**What you will do:**
a) From the moving-object passage, write out word for word the part that opens with the words containing "Process flow proceeds to step 4806, where" and closes with "type DDL_Mov (FIG.".
b) In one to three sentences, explain why the moving-object passage says a DDL id of zero shows that the moving object's graphical data is not currently stored in the moving object DDL.

**Source passage:**
-- START --

Process flow proceeds to step 4806, where the global id of the
moving object (as stored in the Moving_Object data structure of
FIG. 45B) is read into the variable GLOBAL_ID.
Process flow proceeds to decision step 4808 to determine if the DDL
id of the moving object (determined from the
Global_to_DDL_Linkmap_Moving data structure of FIG. 45B) is equal
to a value of zero. A value of zero indicates that the graphical
data for MO is not currently stored in the moving object DDL,
comprising an array of data structures of the type DDL_Mov (FIG.
45B). This is true because all of the values on the
Global_to_DDL_Linkmap_Moving array are initialized to a value of
zero.
If, in decision step 4808, it is determined that the value of
GLOBAL_ID_TO_DDL_LINKMAP_MO[GLOBAL_ID] for the current MO is not
zero, this corresponds to a situation in which the graphical data
for current MO is already stored in the DDL_MO array (at index
LOCALID) and process flow proceeds to step 4810 and 4814.
In decision step 4814 it is determined if any unprocessed moving
objects remain in the MO_LIST_2.
If, in decision step 4814, it is determined that unprocessed moving
objects remain in the MO_LIST_2 for the current time step then
process flow proceeds to step 4818, in which the next remaining
unprocessed moving object in the MO_LIST_2 for the current time
step is processed, beginning with step 4806.
If it is determined in decision step 4808 that the value of
GLOBAL_ID_TO_DDL_LINKMAP_MO[GLOBAL_ID] for the current MO zero,
this corresponds to a situation in which the graphical data for the
current MO is not already stored in the DDL_MO array (at index
LOCALID) and process flow proceeds to step 4820 and 4830.
In decision step 4830, it is determined if the moving object is
currently inside any navigation cell that is currently in the VE
cache of the client (e.g., DDL_NC) or if the moving object is
predicted to penetrate any navigation cell that is currently in the
VE cache of the client (e.g., DDL_NC). In the latter case, the
prediction employs navigation prediction methods, e.g., employing
the moving object's current linear and angular velocities,
acceleration as well as the maximum limits of these values and the
navigable structure of the modeled environment. In some embodiments
this navigation prediction process is performed by the client
unit.

-- END --

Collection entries
-- START --

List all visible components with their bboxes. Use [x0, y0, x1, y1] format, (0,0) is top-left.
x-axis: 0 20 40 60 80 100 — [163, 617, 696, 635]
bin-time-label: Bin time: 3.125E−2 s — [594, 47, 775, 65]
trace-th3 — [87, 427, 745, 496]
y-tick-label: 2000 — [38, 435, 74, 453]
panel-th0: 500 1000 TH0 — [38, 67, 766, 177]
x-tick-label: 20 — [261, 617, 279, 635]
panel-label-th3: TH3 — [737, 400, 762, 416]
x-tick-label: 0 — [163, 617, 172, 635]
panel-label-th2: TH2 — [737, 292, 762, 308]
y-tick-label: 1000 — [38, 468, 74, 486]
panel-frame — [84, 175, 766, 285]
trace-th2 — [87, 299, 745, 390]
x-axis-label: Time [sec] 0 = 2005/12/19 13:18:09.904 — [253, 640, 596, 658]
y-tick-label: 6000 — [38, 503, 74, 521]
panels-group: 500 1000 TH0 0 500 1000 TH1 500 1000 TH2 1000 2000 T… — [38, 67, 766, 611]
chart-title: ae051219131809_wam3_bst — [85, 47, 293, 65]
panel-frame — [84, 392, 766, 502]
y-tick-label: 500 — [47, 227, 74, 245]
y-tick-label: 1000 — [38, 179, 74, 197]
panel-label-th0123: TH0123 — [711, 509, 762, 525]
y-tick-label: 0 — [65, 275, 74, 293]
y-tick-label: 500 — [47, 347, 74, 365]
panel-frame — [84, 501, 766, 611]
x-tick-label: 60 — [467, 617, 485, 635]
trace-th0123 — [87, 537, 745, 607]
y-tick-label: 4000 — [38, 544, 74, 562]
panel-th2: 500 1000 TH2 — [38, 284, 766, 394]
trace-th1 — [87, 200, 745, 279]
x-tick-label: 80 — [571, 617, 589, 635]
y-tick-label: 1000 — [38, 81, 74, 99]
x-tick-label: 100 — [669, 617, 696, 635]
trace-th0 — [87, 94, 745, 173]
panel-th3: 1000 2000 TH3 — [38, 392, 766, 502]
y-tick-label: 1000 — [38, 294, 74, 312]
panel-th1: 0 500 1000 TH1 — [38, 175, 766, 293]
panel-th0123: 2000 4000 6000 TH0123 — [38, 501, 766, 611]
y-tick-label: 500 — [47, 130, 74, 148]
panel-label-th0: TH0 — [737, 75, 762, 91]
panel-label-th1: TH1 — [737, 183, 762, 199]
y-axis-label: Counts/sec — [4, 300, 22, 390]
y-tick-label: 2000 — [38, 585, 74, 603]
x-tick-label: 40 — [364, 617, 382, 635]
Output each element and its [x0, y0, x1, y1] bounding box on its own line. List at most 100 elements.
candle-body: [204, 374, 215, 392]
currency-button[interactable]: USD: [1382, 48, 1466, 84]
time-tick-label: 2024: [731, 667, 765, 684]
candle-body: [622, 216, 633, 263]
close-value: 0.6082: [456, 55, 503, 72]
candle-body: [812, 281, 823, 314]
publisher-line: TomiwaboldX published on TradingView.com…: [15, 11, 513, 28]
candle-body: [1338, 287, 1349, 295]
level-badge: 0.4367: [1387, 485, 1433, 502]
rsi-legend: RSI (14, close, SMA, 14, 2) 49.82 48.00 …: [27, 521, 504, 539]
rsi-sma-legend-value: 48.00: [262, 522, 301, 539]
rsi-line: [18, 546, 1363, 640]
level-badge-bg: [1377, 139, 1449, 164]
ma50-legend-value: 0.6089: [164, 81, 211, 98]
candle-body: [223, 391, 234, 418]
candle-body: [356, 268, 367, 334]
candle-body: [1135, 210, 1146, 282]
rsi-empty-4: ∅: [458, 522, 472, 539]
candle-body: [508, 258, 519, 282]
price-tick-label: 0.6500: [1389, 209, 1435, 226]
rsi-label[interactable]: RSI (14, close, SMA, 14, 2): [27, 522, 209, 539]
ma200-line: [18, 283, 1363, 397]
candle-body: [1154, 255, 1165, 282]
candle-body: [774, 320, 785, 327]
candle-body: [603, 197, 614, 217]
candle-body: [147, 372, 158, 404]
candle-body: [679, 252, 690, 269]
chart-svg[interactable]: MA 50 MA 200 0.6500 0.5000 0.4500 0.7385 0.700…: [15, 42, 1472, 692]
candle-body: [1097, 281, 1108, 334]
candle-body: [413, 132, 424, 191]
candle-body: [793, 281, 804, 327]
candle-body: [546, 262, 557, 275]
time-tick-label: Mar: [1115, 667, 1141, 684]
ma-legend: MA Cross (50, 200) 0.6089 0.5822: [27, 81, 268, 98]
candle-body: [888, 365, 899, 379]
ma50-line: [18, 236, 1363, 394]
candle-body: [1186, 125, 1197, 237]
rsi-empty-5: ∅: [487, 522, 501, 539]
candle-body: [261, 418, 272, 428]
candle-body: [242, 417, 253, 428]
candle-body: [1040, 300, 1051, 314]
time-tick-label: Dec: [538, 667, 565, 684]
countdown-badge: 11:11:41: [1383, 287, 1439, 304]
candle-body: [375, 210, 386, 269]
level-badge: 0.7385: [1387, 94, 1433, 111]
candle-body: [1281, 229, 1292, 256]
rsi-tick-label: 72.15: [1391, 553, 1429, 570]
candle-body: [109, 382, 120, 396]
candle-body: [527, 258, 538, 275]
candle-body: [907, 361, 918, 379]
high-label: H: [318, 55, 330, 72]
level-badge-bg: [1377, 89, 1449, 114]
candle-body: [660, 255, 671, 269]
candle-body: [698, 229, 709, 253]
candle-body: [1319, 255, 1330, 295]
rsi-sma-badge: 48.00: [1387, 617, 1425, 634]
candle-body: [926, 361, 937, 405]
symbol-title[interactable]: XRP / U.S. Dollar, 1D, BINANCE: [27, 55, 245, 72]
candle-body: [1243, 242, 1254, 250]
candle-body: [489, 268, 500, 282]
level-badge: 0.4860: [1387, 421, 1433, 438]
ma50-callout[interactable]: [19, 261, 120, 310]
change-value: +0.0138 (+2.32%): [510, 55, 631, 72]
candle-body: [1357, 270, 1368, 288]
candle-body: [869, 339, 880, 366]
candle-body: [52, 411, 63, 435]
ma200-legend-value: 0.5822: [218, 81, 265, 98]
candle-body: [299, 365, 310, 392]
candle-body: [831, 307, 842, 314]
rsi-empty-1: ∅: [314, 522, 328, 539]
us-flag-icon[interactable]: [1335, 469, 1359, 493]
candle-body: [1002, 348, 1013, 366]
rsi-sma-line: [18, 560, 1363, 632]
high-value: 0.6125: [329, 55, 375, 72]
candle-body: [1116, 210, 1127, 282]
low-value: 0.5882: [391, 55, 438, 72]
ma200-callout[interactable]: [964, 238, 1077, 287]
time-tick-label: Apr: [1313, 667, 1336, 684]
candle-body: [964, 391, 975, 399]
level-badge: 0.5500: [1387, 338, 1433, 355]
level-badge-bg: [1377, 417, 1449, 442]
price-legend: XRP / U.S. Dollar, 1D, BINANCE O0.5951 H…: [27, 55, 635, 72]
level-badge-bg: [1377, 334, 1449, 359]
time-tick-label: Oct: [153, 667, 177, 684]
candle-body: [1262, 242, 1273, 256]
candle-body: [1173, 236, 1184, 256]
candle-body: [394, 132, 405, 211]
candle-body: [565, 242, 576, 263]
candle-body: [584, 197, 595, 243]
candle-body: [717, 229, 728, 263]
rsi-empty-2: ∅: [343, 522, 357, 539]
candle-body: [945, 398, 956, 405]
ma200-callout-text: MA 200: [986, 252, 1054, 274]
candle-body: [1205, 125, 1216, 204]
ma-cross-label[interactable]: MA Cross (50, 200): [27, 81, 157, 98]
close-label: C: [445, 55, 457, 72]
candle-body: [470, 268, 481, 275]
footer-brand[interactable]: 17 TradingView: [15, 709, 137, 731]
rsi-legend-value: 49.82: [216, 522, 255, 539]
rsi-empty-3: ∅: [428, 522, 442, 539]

-- END --
-- START --

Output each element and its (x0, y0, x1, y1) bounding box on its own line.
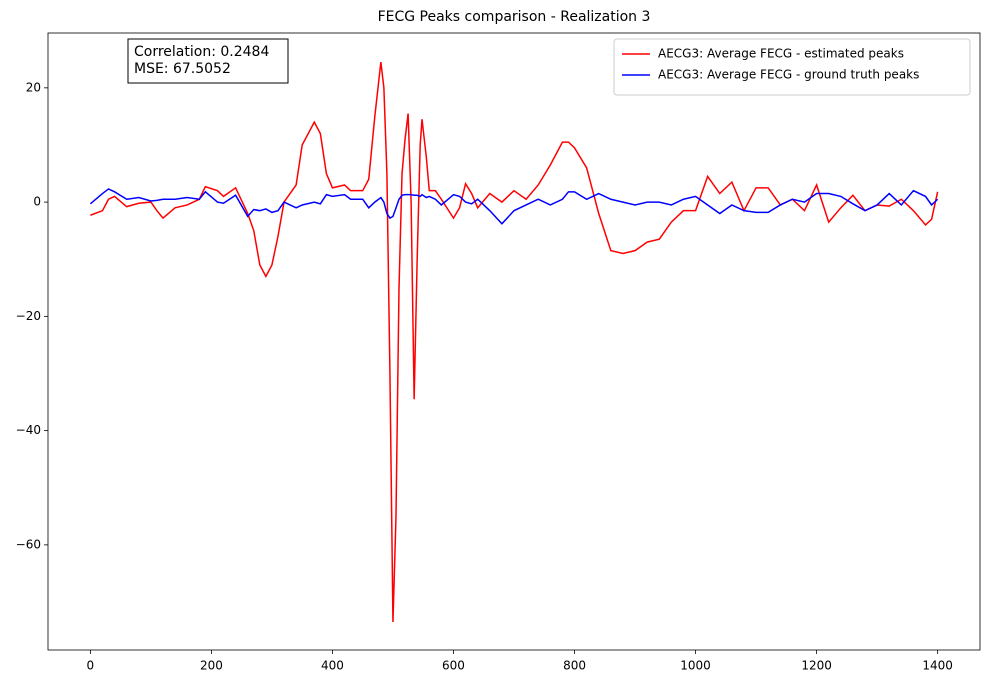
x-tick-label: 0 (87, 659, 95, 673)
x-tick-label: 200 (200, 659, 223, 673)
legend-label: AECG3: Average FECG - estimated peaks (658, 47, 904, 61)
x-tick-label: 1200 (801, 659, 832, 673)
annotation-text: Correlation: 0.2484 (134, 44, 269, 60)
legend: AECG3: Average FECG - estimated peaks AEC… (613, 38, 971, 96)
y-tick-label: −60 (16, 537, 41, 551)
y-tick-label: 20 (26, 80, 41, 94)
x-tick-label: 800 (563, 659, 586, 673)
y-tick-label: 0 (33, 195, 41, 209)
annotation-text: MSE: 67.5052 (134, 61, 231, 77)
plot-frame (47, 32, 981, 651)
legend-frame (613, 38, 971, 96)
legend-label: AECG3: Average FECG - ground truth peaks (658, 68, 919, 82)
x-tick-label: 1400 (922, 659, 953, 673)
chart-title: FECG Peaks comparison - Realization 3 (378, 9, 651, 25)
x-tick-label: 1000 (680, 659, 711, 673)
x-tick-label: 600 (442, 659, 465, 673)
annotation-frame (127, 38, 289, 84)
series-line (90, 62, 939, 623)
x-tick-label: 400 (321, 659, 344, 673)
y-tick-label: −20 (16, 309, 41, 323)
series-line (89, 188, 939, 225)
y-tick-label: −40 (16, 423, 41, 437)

-- END --

**The responses:**
a)
Process flow proceeds to step 4806, where the global id of the
moving object (as stored in the Moving_Object data structure of
FIG. 45B) is read into the variable GLOBAL_ID.
Process flow proceeds to decision step 4808 to determine if the DDL
id of the moving object (determined from the
Global_to_DDL_Linkmap_Moving data structure of FIG. 45B) is equal
to a value of zero. A value of zero indicates that the graphical
data for MO is not currently stored in the moving object DDL,
comprising an array of data structures of the type DDL_Mov (FIG.

b) Every value in the Global_to_DDL_Linkmap_Moving array starts out at zero. So when a moving object's DDL id is still zero, its graphical data has not been stored in the moving object DDL, the array of DDL_Mov data structures.